## [TASK OBJECTIVE]
Check each line of the material. Copy those containing "data".

(Records)
◆ ◆ ◆ ◆ ◆
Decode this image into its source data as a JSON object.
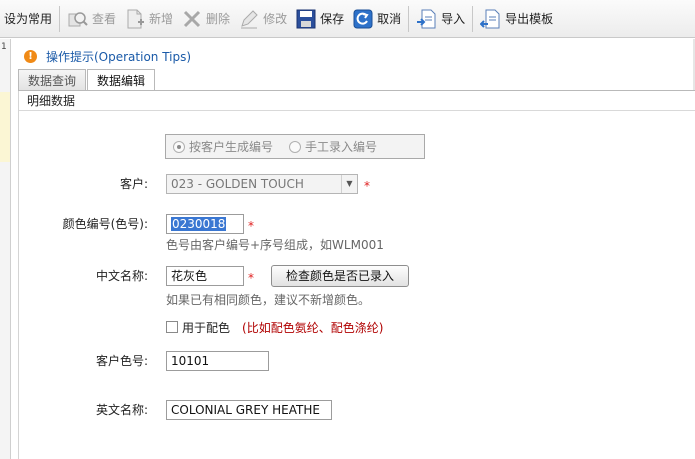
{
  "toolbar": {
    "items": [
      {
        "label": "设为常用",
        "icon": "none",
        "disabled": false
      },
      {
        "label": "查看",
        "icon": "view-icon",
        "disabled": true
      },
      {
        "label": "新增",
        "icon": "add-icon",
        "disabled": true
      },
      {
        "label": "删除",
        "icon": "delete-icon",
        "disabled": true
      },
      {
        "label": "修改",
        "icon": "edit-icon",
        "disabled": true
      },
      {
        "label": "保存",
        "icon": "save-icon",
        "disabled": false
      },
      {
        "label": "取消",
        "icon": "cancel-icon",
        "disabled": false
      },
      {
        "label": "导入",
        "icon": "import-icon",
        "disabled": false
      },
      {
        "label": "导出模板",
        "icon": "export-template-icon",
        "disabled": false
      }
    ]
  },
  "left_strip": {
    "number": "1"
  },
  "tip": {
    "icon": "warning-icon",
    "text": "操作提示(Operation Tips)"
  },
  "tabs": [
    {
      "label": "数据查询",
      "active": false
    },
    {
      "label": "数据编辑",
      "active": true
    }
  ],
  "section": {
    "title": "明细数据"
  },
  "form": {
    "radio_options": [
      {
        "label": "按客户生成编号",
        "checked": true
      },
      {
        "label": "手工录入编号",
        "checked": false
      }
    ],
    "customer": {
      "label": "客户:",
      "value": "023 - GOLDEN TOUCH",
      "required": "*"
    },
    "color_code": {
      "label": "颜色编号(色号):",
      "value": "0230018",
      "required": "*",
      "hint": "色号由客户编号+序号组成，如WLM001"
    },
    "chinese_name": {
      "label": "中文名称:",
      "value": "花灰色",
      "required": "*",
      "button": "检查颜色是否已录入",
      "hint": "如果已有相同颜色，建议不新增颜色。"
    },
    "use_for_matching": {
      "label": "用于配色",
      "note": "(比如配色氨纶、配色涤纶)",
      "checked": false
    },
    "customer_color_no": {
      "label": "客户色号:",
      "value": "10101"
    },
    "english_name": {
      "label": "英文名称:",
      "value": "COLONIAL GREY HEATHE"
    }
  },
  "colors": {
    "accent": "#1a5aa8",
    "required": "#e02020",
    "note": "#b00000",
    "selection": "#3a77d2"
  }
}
◆ ◆ ◆ ◆ ◆
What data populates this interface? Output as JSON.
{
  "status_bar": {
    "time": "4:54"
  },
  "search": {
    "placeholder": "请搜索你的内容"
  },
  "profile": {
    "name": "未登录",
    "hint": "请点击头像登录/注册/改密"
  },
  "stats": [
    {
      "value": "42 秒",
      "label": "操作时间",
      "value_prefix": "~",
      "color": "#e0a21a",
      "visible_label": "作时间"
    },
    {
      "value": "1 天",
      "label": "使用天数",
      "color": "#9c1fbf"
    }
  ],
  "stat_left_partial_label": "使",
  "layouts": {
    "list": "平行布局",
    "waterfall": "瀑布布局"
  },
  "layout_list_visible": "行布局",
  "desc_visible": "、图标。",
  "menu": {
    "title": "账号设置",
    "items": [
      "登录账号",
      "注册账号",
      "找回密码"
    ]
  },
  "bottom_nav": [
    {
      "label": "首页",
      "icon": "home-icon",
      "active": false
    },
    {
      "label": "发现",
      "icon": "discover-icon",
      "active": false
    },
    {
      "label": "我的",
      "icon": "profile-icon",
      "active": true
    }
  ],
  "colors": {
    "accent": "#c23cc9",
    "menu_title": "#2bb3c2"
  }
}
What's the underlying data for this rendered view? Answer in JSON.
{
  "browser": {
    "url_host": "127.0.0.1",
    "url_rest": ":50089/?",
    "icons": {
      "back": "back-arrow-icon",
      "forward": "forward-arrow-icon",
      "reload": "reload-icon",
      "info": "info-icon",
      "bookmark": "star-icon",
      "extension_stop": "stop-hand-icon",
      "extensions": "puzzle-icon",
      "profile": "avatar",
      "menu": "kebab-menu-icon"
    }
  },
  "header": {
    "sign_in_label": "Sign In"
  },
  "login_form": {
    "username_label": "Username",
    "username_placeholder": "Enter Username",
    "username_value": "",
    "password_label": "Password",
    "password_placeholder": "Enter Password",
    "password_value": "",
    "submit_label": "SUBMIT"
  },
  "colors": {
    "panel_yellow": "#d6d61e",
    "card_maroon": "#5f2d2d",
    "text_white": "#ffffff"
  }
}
◆ ◆ ◆ ◆ ◆
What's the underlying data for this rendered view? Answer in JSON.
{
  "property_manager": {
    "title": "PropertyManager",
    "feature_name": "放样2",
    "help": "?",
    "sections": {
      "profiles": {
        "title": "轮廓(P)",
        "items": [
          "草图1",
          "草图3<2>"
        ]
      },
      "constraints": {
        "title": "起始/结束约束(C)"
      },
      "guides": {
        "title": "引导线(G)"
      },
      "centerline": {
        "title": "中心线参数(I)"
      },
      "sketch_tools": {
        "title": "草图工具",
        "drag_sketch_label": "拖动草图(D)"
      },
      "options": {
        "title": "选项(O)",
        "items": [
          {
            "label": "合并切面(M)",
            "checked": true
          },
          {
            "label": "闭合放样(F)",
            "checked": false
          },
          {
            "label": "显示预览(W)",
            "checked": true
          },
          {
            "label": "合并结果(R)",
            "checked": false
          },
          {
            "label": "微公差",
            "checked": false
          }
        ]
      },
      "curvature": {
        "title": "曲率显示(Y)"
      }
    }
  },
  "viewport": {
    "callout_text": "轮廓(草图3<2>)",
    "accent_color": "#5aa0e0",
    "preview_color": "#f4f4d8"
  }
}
◆ ◆ ◆ ◆ ◆
## [WRITTEN ANSWER]
Decode this image into its source data as a JSON object.
What data populates this interface? Output as JSON.
What's the underlying data for this rendered view? Answer in JSON.
What's the underlying data for this rendered view? Answer in JSON.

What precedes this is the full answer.